— begin —

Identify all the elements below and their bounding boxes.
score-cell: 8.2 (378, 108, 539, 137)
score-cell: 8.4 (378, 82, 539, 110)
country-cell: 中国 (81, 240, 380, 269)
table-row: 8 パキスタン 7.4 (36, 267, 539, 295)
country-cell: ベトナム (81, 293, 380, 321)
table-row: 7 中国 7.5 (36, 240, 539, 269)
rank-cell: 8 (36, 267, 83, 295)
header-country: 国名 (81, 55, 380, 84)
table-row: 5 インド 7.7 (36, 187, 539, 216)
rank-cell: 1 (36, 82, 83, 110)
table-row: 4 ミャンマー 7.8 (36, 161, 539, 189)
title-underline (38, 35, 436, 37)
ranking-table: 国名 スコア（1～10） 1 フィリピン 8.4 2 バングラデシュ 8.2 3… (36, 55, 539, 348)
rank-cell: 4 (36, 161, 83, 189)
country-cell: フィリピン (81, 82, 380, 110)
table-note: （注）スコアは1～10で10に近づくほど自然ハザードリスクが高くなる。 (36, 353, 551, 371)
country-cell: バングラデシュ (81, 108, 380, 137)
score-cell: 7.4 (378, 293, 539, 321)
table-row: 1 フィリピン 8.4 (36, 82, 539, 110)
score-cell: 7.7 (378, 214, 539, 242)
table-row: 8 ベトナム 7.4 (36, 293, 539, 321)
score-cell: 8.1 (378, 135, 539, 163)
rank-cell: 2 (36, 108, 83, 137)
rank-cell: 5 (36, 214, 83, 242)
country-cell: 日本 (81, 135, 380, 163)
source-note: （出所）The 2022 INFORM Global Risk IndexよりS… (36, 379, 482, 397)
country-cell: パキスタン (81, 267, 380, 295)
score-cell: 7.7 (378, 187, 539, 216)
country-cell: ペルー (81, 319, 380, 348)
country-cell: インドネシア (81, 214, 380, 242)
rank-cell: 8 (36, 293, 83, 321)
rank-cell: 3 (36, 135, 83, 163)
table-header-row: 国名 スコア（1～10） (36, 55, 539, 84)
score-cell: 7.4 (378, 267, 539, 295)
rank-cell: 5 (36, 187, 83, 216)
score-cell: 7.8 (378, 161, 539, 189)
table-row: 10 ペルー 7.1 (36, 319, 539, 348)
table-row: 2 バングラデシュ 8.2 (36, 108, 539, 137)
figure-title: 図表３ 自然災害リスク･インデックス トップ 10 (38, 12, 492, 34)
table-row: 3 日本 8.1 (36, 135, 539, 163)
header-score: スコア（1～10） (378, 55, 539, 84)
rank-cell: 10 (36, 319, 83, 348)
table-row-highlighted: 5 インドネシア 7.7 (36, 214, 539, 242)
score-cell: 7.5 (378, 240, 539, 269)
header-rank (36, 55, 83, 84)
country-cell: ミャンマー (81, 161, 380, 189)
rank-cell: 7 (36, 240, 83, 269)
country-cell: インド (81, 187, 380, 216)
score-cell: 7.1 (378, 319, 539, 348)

— end —

**SHORT EXERCISE**
Recast the items above as a numbered list, from the first line through the line containing "country-cell: パキスタン (81, 267, 380, 295)", both inclusive, and omit any blank lines.

**EXERCISE RESULT**
1. Identify all the elements below and their bounding boxes.
2. score-cell: 8.2 (378, 108, 539, 137)
3. score-cell: 8.4 (378, 82, 539, 110)
4. country-cell: 中国 (81, 240, 380, 269)
5. table-row: 8 パキスタン 7.4 (36, 267, 539, 295)
6. country-cell: ベトナム (81, 293, 380, 321)
7. table-row: 7 中国 7.5 (36, 240, 539, 269)
8. rank-cell: 8 (36, 267, 83, 295)
9. header-country: 国名 (81, 55, 380, 84)
10. table-row: 5 インド 7.7 (36, 187, 539, 216)
11. rank-cell: 1 (36, 82, 83, 110)
12. table-row: 4 ミャンマー 7.8 (36, 161, 539, 189)
13. title-underline (38, 35, 436, 37)
14. ranking-table: 国名 スコア（1～10） 1 フィリピン 8.4 2 バングラデシュ 8.2 3… (36, 55, 539, 348)
15. rank-cell: 4 (36, 161, 83, 189)
16. country-cell: フィリピン (81, 82, 380, 110)
17. table-note: （注）スコアは1～10で10に近づくほど自然ハザードリスクが高くなる。 (36, 353, 551, 371)
18. country-cell: バングラデシュ (81, 108, 380, 137)
19. score-cell: 7.4 (378, 293, 539, 321)
20. table-row: 1 フィリピン 8.4 (36, 82, 539, 110)
21. score-cell: 7.7 (378, 214, 539, 242)
22. table-row: 8 ベトナム 7.4 (36, 293, 539, 321)
23. score-cell: 8.1 (378, 135, 539, 163)
24. rank-cell: 2 (36, 108, 83, 137)
25. rank-cell: 5 (36, 214, 83, 242)
26. country-cell: 日本 (81, 135, 380, 163)
27. source-note: （出所）The 2022 INFORM Global Risk IndexよりS… (36, 379, 482, 397)
28. country-cell: パキスタン (81, 267, 380, 295)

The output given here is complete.